DATA ROWS:

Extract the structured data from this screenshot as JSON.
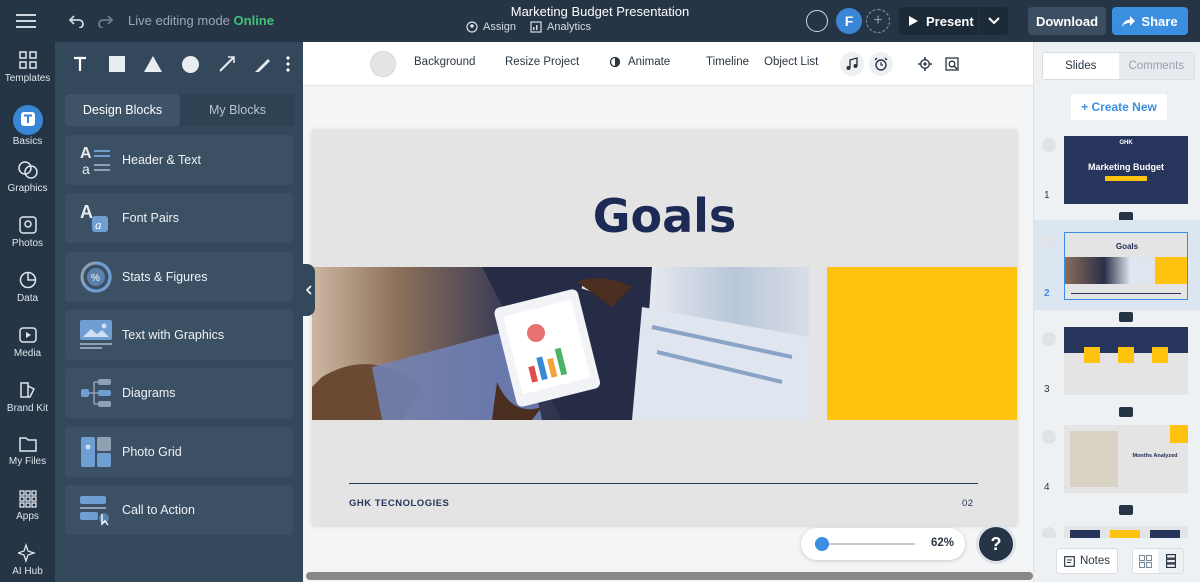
{
  "topbar": {
    "mode_label": "Live editing mode",
    "mode_status": "Online",
    "doc_title": "Marketing Budget Presentation",
    "assign_label": "Assign",
    "analytics_label": "Analytics",
    "avatar_initial": "F",
    "present_label": "Present",
    "download_label": "Download",
    "share_label": "Share"
  },
  "rail": {
    "items": [
      {
        "label": "Templates",
        "icon": "templates-icon"
      },
      {
        "label": "Basics",
        "icon": "basics-icon"
      },
      {
        "label": "Graphics",
        "icon": "graphics-icon"
      },
      {
        "label": "Photos",
        "icon": "photos-icon"
      },
      {
        "label": "Data",
        "icon": "data-icon"
      },
      {
        "label": "Media",
        "icon": "media-icon"
      },
      {
        "label": "Brand Kit",
        "icon": "brand-kit-icon"
      },
      {
        "label": "My Files",
        "icon": "folder-icon"
      },
      {
        "label": "Apps",
        "icon": "apps-icon"
      },
      {
        "label": "AI Hub",
        "icon": "sparkle-icon"
      }
    ],
    "active": "Basics"
  },
  "panel": {
    "tabs": [
      "Design Blocks",
      "My Blocks"
    ],
    "active_tab": "Design Blocks",
    "blocks": [
      "Header & Text",
      "Font Pairs",
      "Stats & Figures",
      "Text with Graphics",
      "Diagrams",
      "Photo Grid",
      "Call to Action"
    ]
  },
  "canvas_toolbar": {
    "background": "Background",
    "resize": "Resize Project",
    "animate": "Animate",
    "timeline": "Timeline",
    "object_list": "Object List"
  },
  "slide": {
    "title": "Goals",
    "company": "GHK TECNOLOGIES",
    "page_number": "02"
  },
  "zoom": {
    "percent": "62%",
    "value": 0.62
  },
  "help_label": "?",
  "right_panel": {
    "tabs": [
      "Slides",
      "Comments"
    ],
    "active_tab": "Slides",
    "create_new": "+ Create New",
    "thumbnails": [
      {
        "num": "1",
        "title": "Marketing Budget",
        "brand": "GHK"
      },
      {
        "num": "2",
        "title": "Goals"
      },
      {
        "num": "3"
      },
      {
        "num": "4",
        "title": "Months Analyzed"
      }
    ],
    "active_slide": "2",
    "notes_label": "Notes"
  },
  "colors": {
    "accent": "#3a8fe0",
    "online": "#3fc27a",
    "slide_navy": "#1d2a55",
    "slide_yellow": "#ffc20e"
  }
}
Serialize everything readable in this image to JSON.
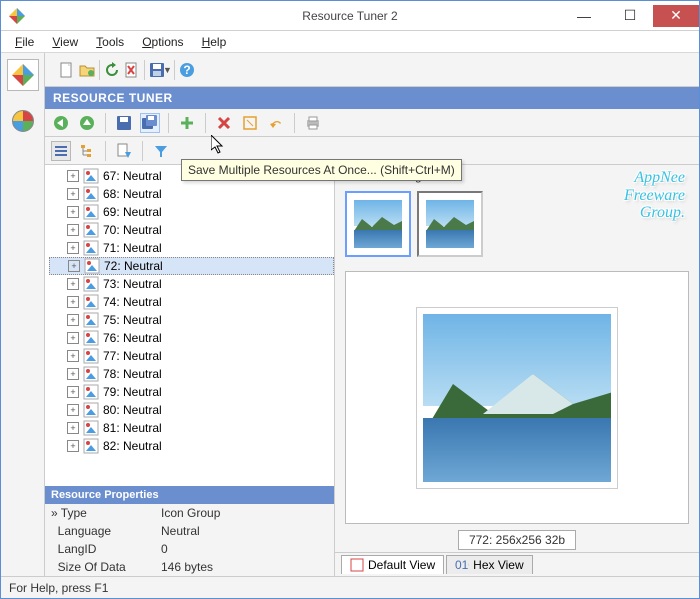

TASK DIRECTIONS: Which lines in the data above contain "icon"? Show each one.

THE SOLUTION:
        "icon": "templates-icon"
        "icon": "basics-icon"
        "icon": "graphics-icon"
        "icon": "photos-icon"
        "icon": "data-icon"
        "icon": "media-icon"
        "icon": "brand-kit-icon"
        "icon": "folder-icon"
        "icon": "apps-icon"
        "icon": "sparkle-icon"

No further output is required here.